■ TASK REQUIREMENTS
Among the entries below, count the lines that contain the word "image". Write down only the total.

■ AVAILABLE RECORDS
[START]

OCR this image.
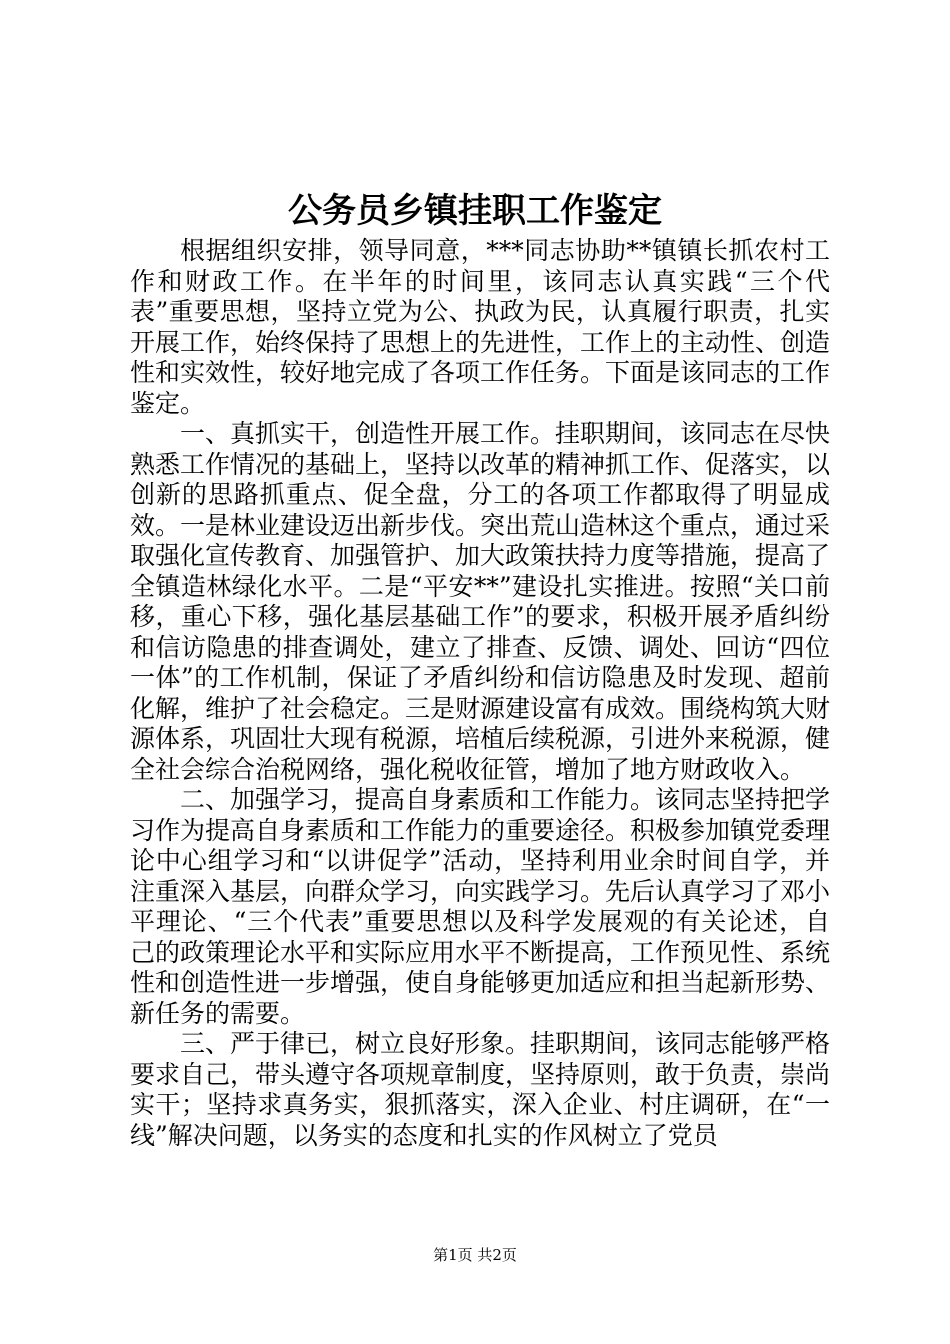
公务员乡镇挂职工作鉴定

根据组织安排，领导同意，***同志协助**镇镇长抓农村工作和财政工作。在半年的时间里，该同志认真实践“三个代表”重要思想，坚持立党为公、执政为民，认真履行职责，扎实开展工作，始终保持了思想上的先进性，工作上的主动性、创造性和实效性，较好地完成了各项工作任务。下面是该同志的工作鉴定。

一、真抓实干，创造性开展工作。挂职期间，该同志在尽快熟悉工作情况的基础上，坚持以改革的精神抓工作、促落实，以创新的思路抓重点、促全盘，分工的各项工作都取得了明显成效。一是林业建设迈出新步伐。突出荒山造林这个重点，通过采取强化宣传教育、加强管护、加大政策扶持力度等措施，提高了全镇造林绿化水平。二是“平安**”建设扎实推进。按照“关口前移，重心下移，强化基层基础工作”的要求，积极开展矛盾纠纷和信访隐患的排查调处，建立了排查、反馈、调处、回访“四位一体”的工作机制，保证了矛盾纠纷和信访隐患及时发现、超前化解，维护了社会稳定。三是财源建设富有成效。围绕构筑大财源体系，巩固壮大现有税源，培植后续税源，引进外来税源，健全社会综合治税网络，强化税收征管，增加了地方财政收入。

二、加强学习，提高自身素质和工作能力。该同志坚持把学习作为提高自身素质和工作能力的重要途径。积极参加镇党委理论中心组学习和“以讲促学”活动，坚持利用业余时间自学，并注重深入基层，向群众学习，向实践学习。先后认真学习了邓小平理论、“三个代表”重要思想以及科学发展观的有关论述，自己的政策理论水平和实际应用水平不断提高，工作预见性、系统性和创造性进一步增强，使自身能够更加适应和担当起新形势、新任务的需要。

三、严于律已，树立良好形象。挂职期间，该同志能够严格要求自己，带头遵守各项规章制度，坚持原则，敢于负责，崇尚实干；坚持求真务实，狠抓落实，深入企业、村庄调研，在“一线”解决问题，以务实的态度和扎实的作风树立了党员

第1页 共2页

[END]
[START]

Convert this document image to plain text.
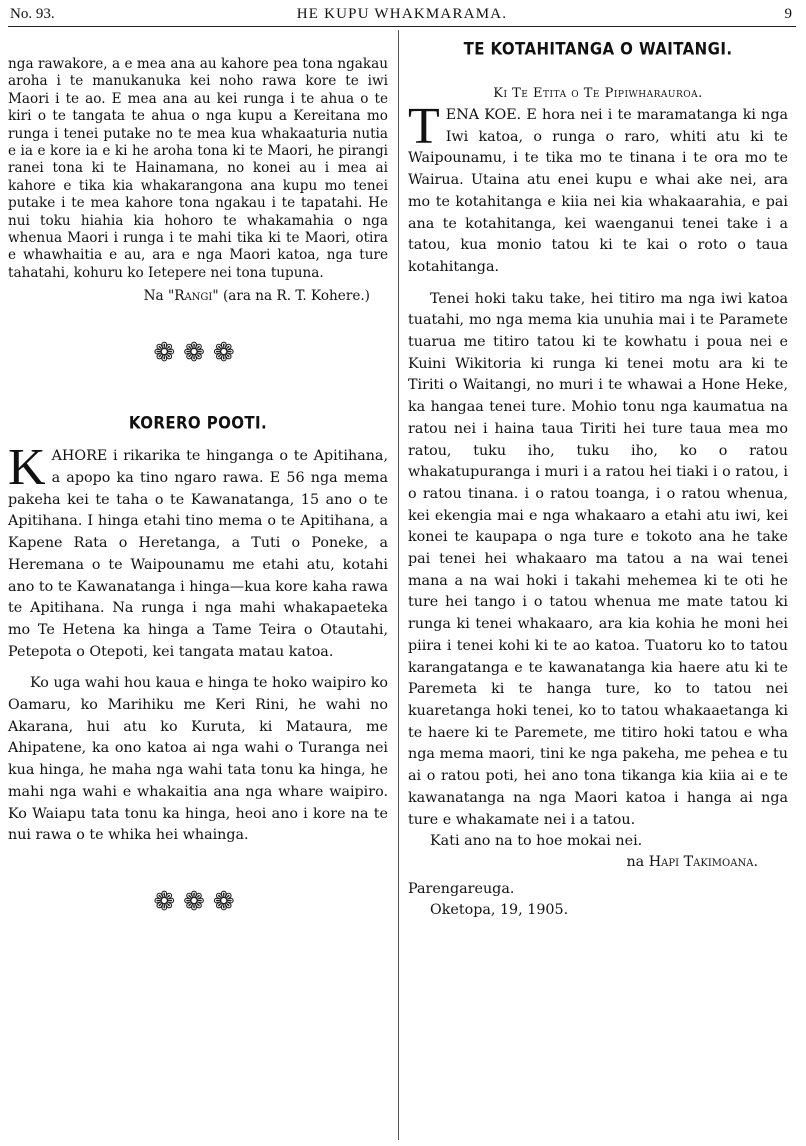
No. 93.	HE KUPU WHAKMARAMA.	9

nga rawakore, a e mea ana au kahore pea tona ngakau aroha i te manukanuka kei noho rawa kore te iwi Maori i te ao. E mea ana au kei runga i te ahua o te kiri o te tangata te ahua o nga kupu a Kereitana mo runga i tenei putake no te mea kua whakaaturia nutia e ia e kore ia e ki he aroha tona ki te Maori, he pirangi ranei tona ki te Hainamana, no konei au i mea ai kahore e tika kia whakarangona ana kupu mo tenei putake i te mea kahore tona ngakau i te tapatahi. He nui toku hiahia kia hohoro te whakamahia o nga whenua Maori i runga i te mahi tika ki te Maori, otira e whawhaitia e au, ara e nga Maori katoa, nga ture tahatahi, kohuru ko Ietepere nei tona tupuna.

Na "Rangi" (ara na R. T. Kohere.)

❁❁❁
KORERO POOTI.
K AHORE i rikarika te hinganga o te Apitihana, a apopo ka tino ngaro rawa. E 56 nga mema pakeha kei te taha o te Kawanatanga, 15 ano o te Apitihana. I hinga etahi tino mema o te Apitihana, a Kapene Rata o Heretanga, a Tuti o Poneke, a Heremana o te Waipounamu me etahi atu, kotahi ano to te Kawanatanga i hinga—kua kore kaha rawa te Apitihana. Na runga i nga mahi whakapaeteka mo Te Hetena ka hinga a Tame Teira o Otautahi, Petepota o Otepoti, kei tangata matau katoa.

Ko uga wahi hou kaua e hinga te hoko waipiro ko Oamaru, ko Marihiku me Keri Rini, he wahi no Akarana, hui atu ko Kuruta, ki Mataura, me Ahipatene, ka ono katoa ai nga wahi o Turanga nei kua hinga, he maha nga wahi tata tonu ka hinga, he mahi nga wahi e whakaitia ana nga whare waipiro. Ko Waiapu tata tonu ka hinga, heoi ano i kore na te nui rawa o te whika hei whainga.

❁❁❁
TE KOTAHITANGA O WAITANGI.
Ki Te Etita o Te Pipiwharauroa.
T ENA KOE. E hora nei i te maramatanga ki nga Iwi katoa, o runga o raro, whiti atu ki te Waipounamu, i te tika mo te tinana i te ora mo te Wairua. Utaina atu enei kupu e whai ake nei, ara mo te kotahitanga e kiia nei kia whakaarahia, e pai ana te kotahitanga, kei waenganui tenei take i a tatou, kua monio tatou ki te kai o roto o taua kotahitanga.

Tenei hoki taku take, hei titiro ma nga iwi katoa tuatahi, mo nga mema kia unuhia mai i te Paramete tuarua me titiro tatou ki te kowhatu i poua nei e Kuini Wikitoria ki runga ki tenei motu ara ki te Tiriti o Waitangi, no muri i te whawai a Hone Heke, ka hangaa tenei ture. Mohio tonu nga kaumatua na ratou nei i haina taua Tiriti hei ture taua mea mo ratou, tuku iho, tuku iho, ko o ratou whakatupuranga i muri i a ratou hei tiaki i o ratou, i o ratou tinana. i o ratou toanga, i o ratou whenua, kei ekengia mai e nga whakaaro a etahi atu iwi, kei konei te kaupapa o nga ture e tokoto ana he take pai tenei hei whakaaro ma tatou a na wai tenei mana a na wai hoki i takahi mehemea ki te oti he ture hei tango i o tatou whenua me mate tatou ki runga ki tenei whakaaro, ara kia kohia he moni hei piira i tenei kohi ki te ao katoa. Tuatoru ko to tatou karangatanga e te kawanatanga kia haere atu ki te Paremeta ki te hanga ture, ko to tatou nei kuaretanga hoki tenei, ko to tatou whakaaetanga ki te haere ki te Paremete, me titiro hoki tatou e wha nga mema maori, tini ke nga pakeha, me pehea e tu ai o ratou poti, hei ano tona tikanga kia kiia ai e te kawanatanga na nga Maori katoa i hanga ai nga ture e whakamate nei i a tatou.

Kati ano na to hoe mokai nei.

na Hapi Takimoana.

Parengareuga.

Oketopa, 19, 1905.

[END]

■ RESULT OF THE TASK
2